• WORK REQUIRED:
Using the data below, copy each line that includes the word "mensaje".

• LISTED ENTRIES:
--------------------------------
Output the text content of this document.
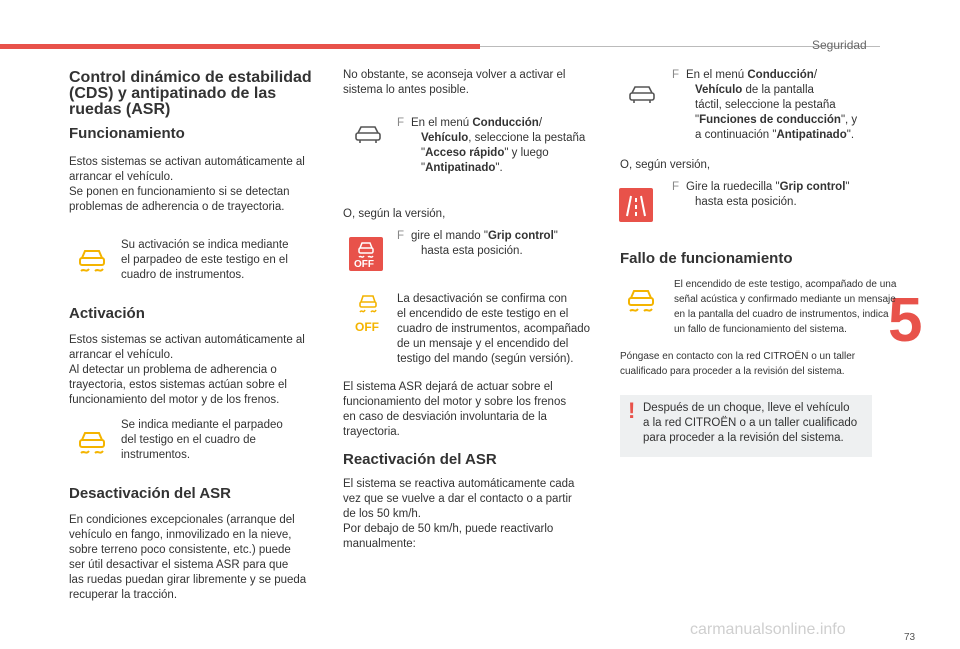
Seguridad
5
73
carmanualsonline.info
Control dinámico de estabilidad
(CDS) y antipatinado de las
ruedas (ASR)
Funcionamiento
Estos sistemas se activan automáticamente al
arrancar el vehículo.
Se ponen en funcionamiento si se detectan
problemas de adherencia o de trayectoria.
Su activación se indica mediante
el parpadeo de este testigo en el
cuadro de instrumentos.
Activación
Estos sistemas se activan automáticamente al
arrancar el vehículo.
Al detectar un problema de adherencia o
trayectoria, estos sistemas actúan sobre el
funcionamiento del motor y de los frenos.
Se indica mediante el parpadeo
del testigo en el cuadro de
instrumentos.
Desactivación del ASR
En condiciones excepcionales (arranque del
vehículo en fango, inmovilizado en la nieve,
sobre terreno poco consistente, etc.) puede
ser útil desactivar el sistema ASR para que
las ruedas puedan girar libremente y se pueda
recuperar la tracción.
No obstante, se aconseja volver a activar el
sistema lo antes posible.
F En el menú Conducción/
Vehículo, seleccione la pestaña
"Acceso rápido" y luego
"Antipatinado".
O, según la versión,
OFF
F gire el mando "Grip control"
hasta esta posición.
OFF
La desactivación se confirma con
el encendido de este testigo en el
cuadro de instrumentos, acompañado
de un mensaje y el encendido del
testigo del mando (según versión).
El sistema ASR dejará de actuar sobre el
funcionamiento del motor y sobre los frenos
en caso de desviación involuntaria de la
trayectoria.
Reactivación del ASR
El sistema se reactiva automáticamente cada
vez que se vuelve a dar el contacto o a partir
de los 50 km/h.
Por debajo de 50 km/h, puede reactivarlo
manualmente:
F En el menú Conducción/
Vehículo de la pantalla
táctil, seleccione la pestaña
"Funciones de conducción", y
a continuación "Antipatinado".
O, según versión,
F Gire la ruedecilla "Grip control"
hasta esta posición.
Fallo de funcionamiento
El encendido de este testigo, acompañado de una
señal acústica y confirmado mediante un mensaje
en la pantalla del cuadro de instrumentos, indica
un fallo de funcionamiento del sistema.
Póngase en contacto con la red CITROËN o un taller
cualificado para proceder a la revisión del sistema.
! Después de un choque, lleve el vehículo
a la red CITROËN o a un taller cualificado
para proceder a la revisión del sistema.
--------------------------------
• ANSWER IN FULL:
de un mensaje y el encendido del
señal acústica y confirmado mediante un mensaje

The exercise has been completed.